Text under study:
Note: that all options will be output into a haqesac.ini file in the haqdir path, for both HAQESAC runs within the framework of MultiHAQ itself and also for later runs using the batch file produced. Any generic HAQESAC options should therefore be placed into a multihaq.ini file, not a haqesac.ini file and multiple runs with different settings using the same haqdir should be avoided.

Note: Because HAQESAC makes use of RJE_SEQ filtering options, they will NOT be applied to the MultiHAQ query input file prior to analysis. To filter this input, run it through rje_seq.py separately in advance of running multihaq.

PAFScaff: Pairwise mApping Format reference-based scaffold anchoring and super-scaffolding.

PAFScaff is designed for mapping genome assembly scaffolds to a closely-related chromosome-level reference genome assembly. It uses (or runs) Minimap2 to perform an efficient (if rough) all- against-all mapping, then parses the output to assign assembly scaffolds to reference chromosomes.

Mapping is based on minimap2-aligned assembly scaffold ("Query") coverage against the reference chromosomes. Scaffolds are "placed" on the reference scaffold with most coverage. Any scaffolds failing to map onto any chromosome are rated as "Unplaced". For each reference chromosome, PAFScaff then "anchors" placed assembly scaffolds starting with the longest assembly scaffold. Each placed scaffold is then assessed in order of decreasing scaffold length. Any scaffolds that do not overlap with already anchored scaffolds in terms of the Reference chromosome positions they map onto are also considered "Anchored". if newprefix=X is set, scaffolds are renamed with the Reference chromosome they match onto. The original scaffold name and mapping details are included in the description. Unplaced scaffolds are not renamed.

Finally, Anchored scaffolds are super-scaffolded by inserting gaps of NnNnNnNnNn sequence between anchored scaffolds. The lengths of these gaps are determined by the space between the reference positions, modified by overhanging query scaffold regions (min. length 10). The alternating case of these gaps makes them easy to identify later.

For details, see the PAFScaff documentation.

PAGSAT: Pairwise Assembled Genome Sequence Analysis Tool

PAGSAT is for the assessment of an assembled genome versus a suitable reference. For optimal results, the reference genome will be close to identical to that which should be assembled. However, comparative analyses should still be useful when different assemblies are run against a related genome - although there will not be the same expectation for 100% coverage and accuracy, inaccuracies would still be expected to make an assembly less similar to the reference.

For more details, see the PAGSAT documentation and Yeast SMRT sequencing poster.

PeptCluster: Peptide Clustering Module

PeptCluster is for simple sequence-based clustering of short (aligned) peptide sequences. First, a pairwise distance matrix is generated from the peptides. This distance matrix is then used to generate a tree using a distance method such as Neighbour-Joining or UPGMA.

Default distances are amino acid property differences loaded from an amino acid property matrix file.

Version 1.5.0 incorporates a new peptide alignment mode to deal with unaligned peptides. This is controlled by the peptalign=T/F/X option, which is set to True by default. If given a regular expression, this will be used to guide the alignment. Otherwise, the longest peptides will be used as a guide and the minimum number of gaps added to shorter peptides. Pairwise peptide distance measures are used to assess different variants, starting with amino acid properties, then simple sequence identity (if ties) and finally PAM distances. One of the latter can be set as the priority using peptdis=X. Peptide alignment assumes that peptides have termini (^ & $) or flanking wildcards added. If not, set termini=F.

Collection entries
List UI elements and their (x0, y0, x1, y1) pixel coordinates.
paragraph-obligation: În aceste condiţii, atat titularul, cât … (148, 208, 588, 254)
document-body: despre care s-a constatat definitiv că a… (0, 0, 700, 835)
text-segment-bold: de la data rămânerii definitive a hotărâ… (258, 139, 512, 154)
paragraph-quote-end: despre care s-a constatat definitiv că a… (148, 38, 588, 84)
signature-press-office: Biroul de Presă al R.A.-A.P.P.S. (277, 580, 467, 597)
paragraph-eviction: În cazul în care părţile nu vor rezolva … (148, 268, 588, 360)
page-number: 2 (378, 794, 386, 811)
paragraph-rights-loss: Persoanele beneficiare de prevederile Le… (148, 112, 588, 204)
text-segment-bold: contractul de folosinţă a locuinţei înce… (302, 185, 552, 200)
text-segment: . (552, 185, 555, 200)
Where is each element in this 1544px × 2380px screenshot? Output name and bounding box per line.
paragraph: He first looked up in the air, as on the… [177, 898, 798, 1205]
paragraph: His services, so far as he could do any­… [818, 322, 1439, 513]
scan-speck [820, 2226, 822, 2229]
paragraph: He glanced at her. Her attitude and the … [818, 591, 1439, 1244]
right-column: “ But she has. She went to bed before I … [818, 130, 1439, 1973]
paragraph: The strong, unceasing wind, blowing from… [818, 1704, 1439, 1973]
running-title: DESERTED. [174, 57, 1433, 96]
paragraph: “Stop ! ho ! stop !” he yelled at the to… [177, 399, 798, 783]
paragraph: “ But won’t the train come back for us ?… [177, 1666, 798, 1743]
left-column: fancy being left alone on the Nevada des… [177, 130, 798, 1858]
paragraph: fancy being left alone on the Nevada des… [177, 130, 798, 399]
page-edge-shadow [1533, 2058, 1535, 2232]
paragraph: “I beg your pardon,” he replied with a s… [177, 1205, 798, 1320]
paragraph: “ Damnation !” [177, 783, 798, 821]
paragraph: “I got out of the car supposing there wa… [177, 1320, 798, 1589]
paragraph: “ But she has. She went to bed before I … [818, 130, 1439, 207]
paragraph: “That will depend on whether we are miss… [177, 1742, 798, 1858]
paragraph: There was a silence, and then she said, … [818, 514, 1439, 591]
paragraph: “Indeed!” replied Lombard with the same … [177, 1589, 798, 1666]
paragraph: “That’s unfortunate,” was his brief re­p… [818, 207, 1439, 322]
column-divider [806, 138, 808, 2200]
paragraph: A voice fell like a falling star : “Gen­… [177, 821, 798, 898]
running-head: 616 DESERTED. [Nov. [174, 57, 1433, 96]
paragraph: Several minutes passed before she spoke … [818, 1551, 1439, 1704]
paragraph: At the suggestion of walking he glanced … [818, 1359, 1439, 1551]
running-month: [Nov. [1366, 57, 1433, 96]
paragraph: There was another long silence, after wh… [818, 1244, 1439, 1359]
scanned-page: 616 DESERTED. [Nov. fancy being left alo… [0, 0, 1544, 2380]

How to complete this task: Please copy the passage in the bioinformatics tool notes word for word, from "PAGSAT is for" to "to the reference.".

Result of this exercise:
PAGSAT is for the assessment of an assembled genome versus a suitable reference. For optimal results, the reference genome will be close to identical to that which should be assembled. However, comparative analyses should still be useful when different assemblies are run against a related genome - although there will not be the same expectation for 100% coverage and accuracy, inaccuracies would still be expected to make an assembly less similar to the reference.